(Stored items)
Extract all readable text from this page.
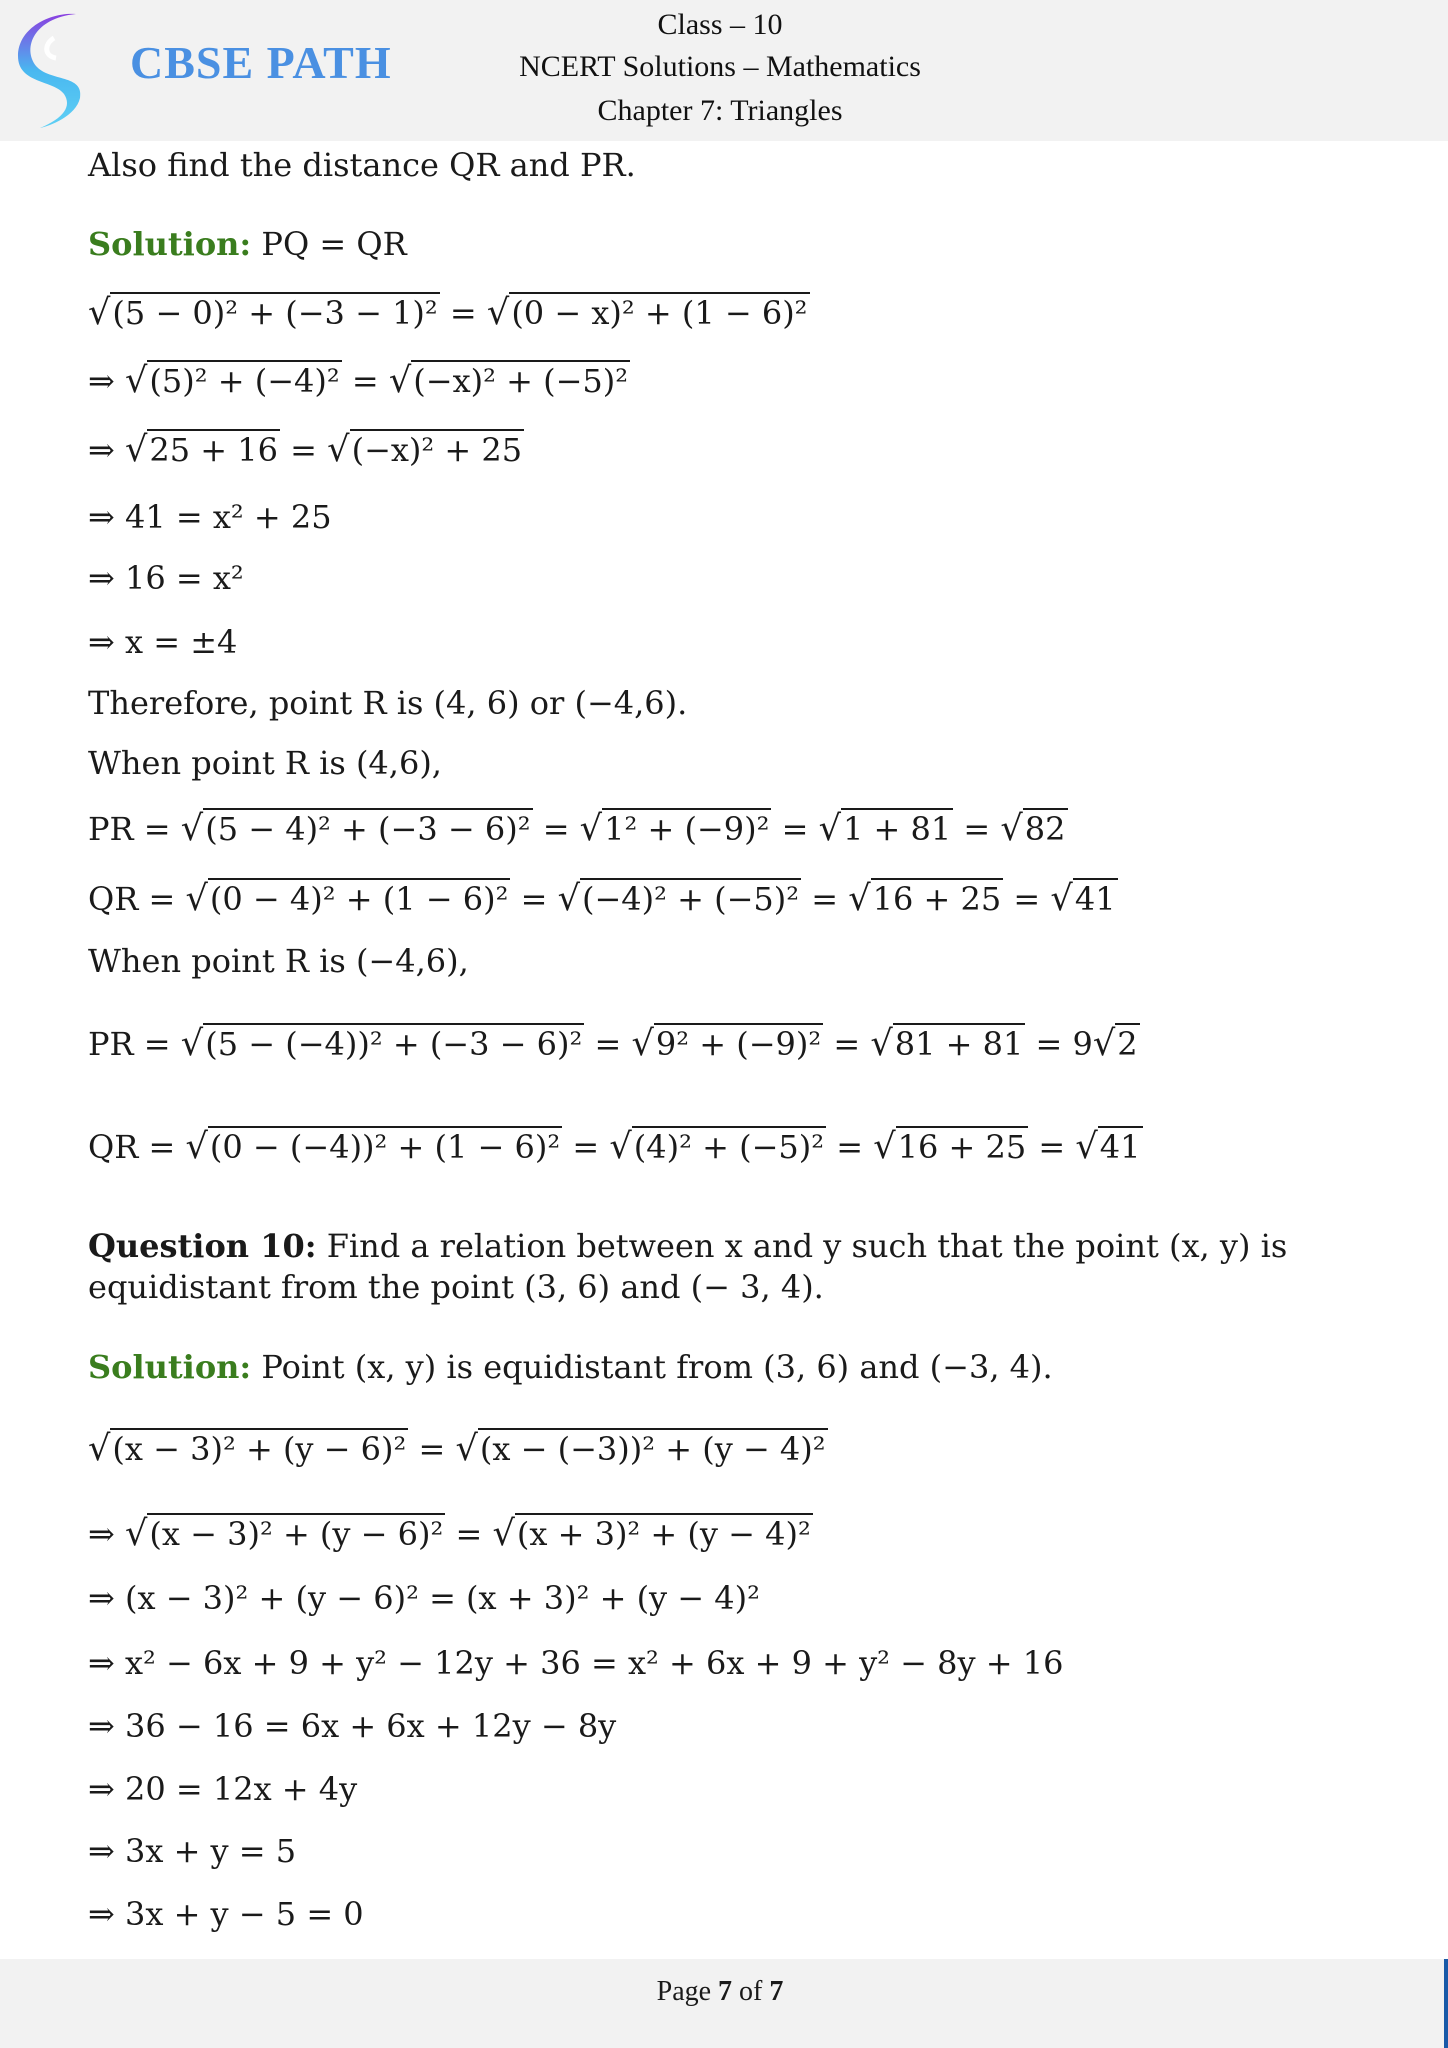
CBSE PATH
Class – 10
NCERT Solutions – Mathematics
Chapter 7: Triangles
Also find the distance QR and PR.
Solution: PQ = QR
√(5 − 0)² + (−3 − 1)² = √(0 − x)² + (1 − 6)²
⇒ √(5)² + (−4)² = √(−x)² + (−5)²
⇒ √25 + 16 = √(−x)² + 25
⇒ 41 = x² + 25
⇒ 16 = x²
⇒ x = ±4
Therefore, point R is (4, 6) or (−4,6).
When point R is (4,6),
PR = √(5 − 4)² + (−3 − 6)² = √1² + (−9)² = √1 + 81 = √82
QR = √(0 − 4)² + (1 − 6)² = √(−4)² + (−5)² = √16 + 25 = √41
When point R is (−4,6),
PR = √(5 − (−4))² + (−3 − 6)² = √9² + (−9)² = √81 + 81 = 9√2
QR = √(0 − (−4))² + (1 − 6)² = √(4)² + (−5)² = √16 + 25 = √41
Question 10: Find a relation between x and y such that the point (x, y) is equidistant from the point (3, 6) and (− 3, 4).
Solution: Point (x, y) is equidistant from (3, 6) and (−3, 4).
√(x − 3)² + (y − 6)² = √(x − (−3))² + (y − 4)²
⇒ √(x − 3)² + (y − 6)² = √(x + 3)² + (y − 4)²
⇒ (x − 3)² + (y − 6)² = (x + 3)² + (y − 4)²
⇒ x² − 6x + 9 + y² − 12y + 36 = x² + 6x + 9 + y² − 8y + 16
⇒ 36 − 16 = 6x + 6x + 12y − 8y
⇒ 20 = 12x + 4y
⇒ 3x + y = 5
⇒ 3x + y − 5 = 0
Page 7 of 7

- SET EXERCISE:
Report only the number of lines in the listing that contain the word "from".

- FINAL RESULT:
3